** start Available records **
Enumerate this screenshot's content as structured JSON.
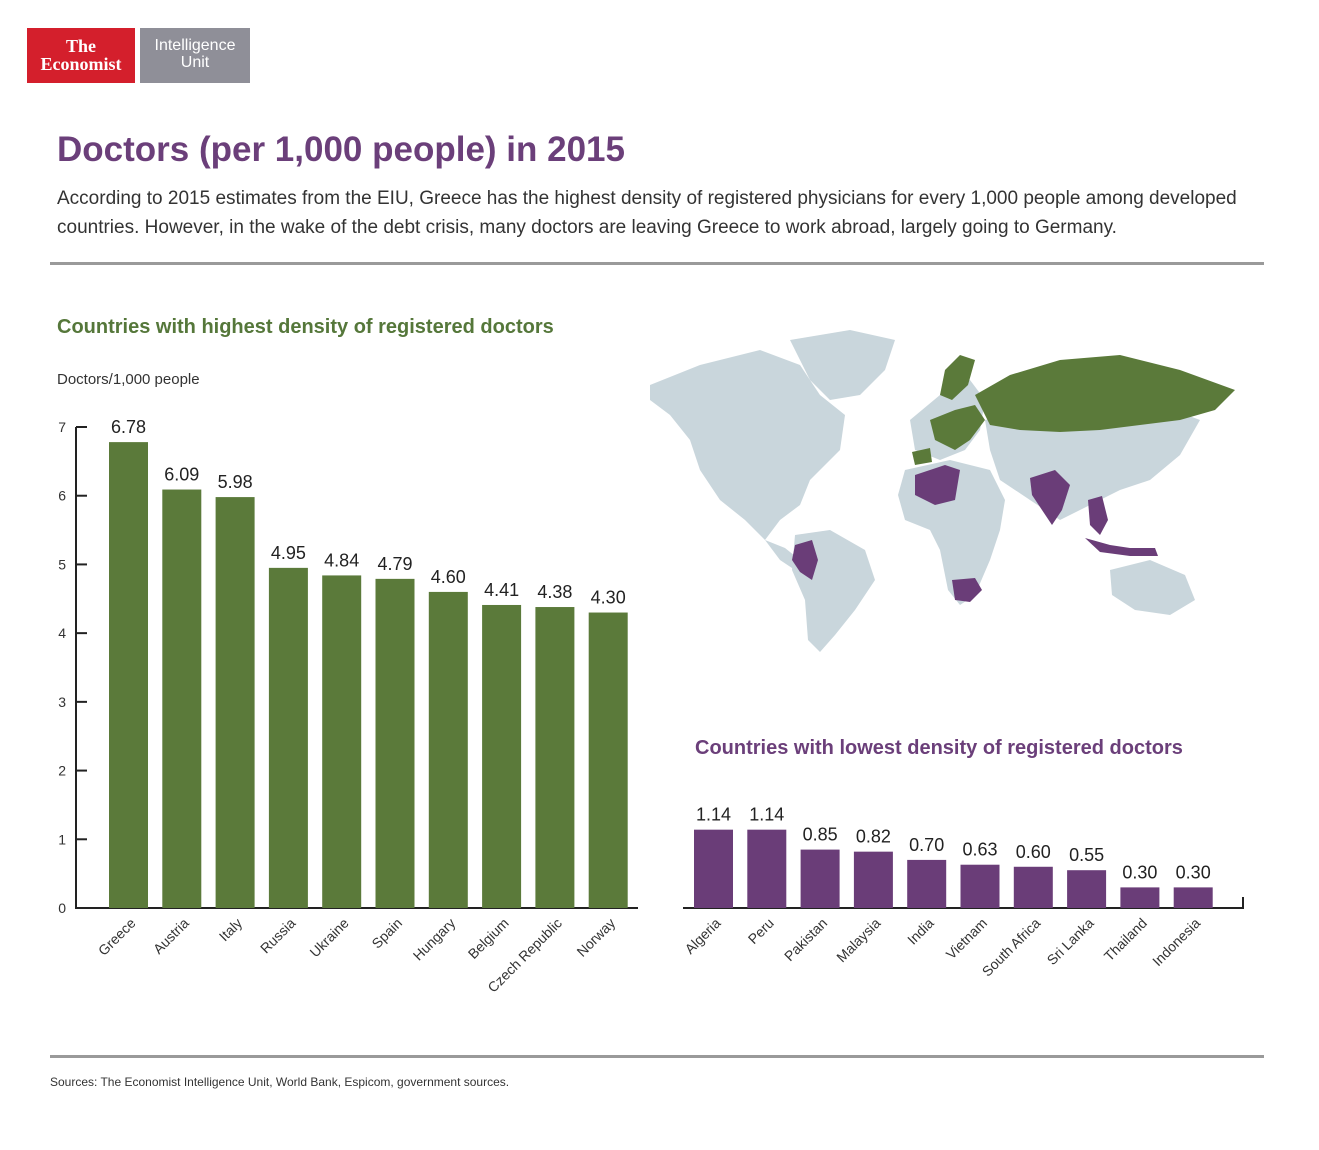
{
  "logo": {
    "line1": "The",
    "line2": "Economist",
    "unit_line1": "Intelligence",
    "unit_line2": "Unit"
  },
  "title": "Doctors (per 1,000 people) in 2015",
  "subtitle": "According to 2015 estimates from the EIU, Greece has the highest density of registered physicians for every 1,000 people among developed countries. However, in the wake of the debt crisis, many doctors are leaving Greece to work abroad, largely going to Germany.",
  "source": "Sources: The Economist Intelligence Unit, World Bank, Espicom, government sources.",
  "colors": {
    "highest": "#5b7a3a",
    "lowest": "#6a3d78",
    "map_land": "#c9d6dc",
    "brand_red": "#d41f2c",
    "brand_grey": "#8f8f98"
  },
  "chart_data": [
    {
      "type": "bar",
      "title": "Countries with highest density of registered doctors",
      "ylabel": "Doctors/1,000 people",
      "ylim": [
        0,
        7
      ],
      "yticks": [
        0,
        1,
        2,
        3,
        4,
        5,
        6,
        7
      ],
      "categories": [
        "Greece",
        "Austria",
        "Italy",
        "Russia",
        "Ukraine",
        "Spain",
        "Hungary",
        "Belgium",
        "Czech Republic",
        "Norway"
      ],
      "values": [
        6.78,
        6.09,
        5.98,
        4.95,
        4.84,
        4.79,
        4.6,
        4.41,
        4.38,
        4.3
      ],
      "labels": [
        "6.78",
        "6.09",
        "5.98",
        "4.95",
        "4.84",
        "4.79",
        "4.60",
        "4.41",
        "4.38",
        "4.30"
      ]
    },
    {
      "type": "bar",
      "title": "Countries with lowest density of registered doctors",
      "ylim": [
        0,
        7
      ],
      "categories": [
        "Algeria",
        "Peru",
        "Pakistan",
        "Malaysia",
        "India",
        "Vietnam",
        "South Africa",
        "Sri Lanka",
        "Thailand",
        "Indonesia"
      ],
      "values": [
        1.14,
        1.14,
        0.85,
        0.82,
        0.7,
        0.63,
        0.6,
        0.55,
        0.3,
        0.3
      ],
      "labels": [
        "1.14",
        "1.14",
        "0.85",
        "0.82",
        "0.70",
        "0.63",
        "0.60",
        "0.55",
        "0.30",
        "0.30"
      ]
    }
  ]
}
** end Available records **
*Instructions to follow*: Do not copy the pictures, but repeat every line exactly.

*Right answer*:
Enumerate this screenshot's content as structured JSON.
{
  "logo": {
    "line1": "The",
    "line2": "Economist",
    "unit_line1": "Intelligence",
    "unit_line2": "Unit"
  },
  "title": "Doctors (per 1,000 people) in 2015",
  "subtitle": "According to 2015 estimates from the EIU, Greece has the highest density of registered physicians for every 1,000 people among developed countries. However, in the wake of the debt crisis, many doctors are leaving Greece to work abroad, largely going to Germany.",
  "source": "Sources: The Economist Intelligence Unit, World Bank, Espicom, government sources.",
  "colors": {
    "highest": "#5b7a3a",
    "lowest": "#6a3d78",
    "map_land": "#c9d6dc",
    "brand_red": "#d41f2c",
    "brand_grey": "#8f8f98"
  },
  "chart_data": [
    {
      "type": "bar",
      "title": "Countries with highest density of registered doctors",
      "ylabel": "Doctors/1,000 people",
      "ylim": [
        0,
        7
      ],
      "yticks": [
        0,
        1,
        2,
        3,
        4,
        5,
        6,
        7
      ],
      "categories": [
        "Greece",
        "Austria",
        "Italy",
        "Russia",
        "Ukraine",
        "Spain",
        "Hungary",
        "Belgium",
        "Czech Republic",
        "Norway"
      ],
      "values": [
        6.78,
        6.09,
        5.98,
        4.95,
        4.84,
        4.79,
        4.6,
        4.41,
        4.38,
        4.3
      ],
      "labels": [
        "6.78",
        "6.09",
        "5.98",
        "4.95",
        "4.84",
        "4.79",
        "4.60",
        "4.41",
        "4.38",
        "4.30"
      ]
    },
    {
      "type": "bar",
      "title": "Countries with lowest density of registered doctors",
      "ylim": [
        0,
        7
      ],
      "categories": [
        "Algeria",
        "Peru",
        "Pakistan",
        "Malaysia",
        "India",
        "Vietnam",
        "South Africa",
        "Sri Lanka",
        "Thailand",
        "Indonesia"
      ],
      "values": [
        1.14,
        1.14,
        0.85,
        0.82,
        0.7,
        0.63,
        0.6,
        0.55,
        0.3,
        0.3
      ],
      "labels": [
        "1.14",
        "1.14",
        "0.85",
        "0.82",
        "0.70",
        "0.63",
        "0.60",
        "0.55",
        "0.30",
        "0.30"
      ]
    }
  ]
}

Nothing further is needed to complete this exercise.